GOAL OF THE EXERCISE: Gather all lines in the entries that include the word "conductor".

_____

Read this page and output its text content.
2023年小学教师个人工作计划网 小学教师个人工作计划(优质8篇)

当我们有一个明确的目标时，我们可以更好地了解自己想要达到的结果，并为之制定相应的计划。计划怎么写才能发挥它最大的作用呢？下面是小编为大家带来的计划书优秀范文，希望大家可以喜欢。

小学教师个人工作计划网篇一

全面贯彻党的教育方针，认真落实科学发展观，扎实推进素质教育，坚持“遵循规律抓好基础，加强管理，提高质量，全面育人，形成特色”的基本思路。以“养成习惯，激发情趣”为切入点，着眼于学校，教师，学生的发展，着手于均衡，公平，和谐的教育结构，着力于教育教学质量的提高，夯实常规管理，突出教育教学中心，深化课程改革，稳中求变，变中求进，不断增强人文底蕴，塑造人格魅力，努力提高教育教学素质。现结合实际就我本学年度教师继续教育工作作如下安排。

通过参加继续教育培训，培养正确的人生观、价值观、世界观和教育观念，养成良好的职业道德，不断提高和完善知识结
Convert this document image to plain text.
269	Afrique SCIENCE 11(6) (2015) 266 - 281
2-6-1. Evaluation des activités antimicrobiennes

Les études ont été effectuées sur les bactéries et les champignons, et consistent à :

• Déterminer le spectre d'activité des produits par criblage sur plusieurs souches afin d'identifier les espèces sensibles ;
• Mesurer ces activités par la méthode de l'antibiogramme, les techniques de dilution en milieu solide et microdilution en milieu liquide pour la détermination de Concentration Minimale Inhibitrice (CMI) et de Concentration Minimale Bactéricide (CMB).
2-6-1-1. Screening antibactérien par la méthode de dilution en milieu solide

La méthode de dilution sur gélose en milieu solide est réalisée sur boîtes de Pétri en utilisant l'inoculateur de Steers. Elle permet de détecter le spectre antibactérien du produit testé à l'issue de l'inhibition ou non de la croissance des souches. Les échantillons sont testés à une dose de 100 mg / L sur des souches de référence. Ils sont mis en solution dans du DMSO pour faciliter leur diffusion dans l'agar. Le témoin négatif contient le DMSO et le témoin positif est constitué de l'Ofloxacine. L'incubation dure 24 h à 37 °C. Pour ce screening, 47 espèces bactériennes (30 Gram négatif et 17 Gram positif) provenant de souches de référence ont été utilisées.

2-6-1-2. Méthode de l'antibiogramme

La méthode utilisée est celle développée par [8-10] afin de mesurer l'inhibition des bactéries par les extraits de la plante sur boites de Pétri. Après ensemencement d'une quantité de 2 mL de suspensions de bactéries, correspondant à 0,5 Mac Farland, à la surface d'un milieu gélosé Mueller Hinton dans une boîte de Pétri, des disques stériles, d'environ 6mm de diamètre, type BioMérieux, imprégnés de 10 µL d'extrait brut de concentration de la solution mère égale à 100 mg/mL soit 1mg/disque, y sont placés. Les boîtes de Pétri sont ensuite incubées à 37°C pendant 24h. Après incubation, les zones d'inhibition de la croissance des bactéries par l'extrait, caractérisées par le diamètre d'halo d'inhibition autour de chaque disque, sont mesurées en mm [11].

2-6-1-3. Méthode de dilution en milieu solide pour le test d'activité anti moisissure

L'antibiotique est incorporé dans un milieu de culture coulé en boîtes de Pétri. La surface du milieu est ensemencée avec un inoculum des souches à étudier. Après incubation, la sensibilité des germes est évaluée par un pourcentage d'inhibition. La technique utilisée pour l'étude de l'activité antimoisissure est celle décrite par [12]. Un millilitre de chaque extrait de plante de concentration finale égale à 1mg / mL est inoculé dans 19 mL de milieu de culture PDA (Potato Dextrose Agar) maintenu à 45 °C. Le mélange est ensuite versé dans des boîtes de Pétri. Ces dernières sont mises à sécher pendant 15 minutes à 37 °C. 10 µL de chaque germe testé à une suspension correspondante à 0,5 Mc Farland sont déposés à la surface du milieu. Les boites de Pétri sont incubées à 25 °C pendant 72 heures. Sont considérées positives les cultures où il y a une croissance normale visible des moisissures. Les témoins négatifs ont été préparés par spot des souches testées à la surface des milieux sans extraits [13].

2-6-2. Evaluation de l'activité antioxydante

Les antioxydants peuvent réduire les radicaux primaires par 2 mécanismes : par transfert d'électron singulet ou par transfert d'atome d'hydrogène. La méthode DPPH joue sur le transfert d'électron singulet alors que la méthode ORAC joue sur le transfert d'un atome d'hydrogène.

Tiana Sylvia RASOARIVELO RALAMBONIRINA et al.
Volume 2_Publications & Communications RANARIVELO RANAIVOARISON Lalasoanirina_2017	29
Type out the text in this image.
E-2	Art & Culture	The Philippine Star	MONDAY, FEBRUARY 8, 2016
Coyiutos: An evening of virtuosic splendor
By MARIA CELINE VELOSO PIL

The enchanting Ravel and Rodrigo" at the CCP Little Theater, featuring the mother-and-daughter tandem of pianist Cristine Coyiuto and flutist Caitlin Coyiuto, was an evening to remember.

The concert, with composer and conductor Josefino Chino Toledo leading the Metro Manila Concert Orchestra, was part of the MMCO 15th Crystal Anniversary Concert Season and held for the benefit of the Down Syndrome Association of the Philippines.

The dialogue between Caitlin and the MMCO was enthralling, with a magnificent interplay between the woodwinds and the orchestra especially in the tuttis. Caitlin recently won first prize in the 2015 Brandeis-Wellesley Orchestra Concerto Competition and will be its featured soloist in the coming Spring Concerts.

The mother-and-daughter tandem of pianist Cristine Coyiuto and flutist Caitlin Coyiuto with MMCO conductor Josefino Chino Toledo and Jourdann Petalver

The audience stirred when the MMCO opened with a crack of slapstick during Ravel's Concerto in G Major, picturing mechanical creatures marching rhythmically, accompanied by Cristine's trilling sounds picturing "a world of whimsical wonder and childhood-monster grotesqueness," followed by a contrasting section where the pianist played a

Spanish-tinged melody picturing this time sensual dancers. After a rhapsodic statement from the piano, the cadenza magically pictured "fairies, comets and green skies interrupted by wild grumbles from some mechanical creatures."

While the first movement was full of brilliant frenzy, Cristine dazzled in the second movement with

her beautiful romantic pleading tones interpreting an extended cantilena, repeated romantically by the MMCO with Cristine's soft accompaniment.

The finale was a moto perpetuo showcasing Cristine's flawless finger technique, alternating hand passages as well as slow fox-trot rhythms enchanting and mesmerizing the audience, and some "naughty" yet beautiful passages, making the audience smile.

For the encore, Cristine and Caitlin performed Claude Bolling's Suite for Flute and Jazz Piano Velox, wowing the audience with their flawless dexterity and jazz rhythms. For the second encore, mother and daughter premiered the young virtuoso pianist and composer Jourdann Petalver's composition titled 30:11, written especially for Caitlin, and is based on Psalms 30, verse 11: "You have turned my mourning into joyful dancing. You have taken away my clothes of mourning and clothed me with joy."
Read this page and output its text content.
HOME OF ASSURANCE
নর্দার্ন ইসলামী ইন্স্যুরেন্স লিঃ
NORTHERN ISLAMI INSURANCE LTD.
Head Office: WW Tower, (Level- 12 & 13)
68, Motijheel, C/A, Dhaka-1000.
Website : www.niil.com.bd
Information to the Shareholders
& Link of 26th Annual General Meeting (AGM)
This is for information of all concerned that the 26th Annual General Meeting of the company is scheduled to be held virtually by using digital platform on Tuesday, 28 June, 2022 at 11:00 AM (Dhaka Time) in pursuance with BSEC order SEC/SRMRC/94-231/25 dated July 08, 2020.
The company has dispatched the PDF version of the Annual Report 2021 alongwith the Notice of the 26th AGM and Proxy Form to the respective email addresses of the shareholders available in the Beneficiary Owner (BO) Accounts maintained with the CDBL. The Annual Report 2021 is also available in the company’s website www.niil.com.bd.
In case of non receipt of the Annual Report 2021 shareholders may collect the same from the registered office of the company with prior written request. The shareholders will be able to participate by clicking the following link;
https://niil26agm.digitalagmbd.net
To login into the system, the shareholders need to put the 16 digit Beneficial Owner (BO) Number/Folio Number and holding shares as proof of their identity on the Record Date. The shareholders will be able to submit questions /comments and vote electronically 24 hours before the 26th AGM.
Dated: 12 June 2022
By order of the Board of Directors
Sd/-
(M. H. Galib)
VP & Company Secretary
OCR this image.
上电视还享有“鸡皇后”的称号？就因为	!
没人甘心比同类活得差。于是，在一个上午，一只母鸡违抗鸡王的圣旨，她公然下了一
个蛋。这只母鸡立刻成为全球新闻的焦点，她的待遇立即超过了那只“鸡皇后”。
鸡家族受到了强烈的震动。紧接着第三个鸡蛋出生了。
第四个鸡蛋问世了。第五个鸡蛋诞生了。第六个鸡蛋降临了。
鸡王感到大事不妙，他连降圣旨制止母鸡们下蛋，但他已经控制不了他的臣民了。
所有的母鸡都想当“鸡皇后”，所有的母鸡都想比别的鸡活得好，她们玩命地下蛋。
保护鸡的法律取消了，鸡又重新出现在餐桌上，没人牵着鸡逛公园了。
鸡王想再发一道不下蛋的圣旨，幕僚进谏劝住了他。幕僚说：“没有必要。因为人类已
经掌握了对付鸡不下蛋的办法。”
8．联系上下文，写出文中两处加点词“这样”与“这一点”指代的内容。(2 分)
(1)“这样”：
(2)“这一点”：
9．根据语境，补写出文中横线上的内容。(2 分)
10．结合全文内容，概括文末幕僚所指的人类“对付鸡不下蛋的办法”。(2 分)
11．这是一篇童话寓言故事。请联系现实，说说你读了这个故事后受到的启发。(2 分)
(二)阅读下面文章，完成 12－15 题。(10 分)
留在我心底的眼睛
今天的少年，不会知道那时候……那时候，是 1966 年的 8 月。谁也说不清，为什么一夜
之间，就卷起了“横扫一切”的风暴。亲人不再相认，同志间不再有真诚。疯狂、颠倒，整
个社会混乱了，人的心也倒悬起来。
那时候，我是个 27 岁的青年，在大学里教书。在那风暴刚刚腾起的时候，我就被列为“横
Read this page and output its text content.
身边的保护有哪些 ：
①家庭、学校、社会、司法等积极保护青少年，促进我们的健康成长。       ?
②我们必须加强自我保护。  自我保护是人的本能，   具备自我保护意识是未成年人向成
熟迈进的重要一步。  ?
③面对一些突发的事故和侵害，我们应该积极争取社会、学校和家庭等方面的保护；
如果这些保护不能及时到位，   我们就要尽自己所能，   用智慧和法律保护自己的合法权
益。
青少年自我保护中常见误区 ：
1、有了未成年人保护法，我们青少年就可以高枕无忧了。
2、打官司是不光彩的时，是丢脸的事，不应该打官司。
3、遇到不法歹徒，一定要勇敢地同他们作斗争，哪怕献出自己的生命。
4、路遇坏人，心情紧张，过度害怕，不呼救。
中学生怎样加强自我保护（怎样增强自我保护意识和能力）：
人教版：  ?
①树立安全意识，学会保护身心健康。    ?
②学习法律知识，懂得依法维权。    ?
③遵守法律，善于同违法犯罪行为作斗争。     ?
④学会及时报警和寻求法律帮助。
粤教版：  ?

_____

RESPONSE TO THIS EXERCISE:
The concert, with composer and conductor Josefino Chino Toledo leading the Metro Manila Concert Orchestra, was part of the MMCO 15th Crystal Anniversary Concert Season and held for the benefit of the Down Syndrome Association of the Philippines.
The mother-and-daughter tandem of pianist Cristine Coyiuto and flutist Caitlin Coyiuto with MMCO conductor Josefino Chino Toledo and Jourdann Petalver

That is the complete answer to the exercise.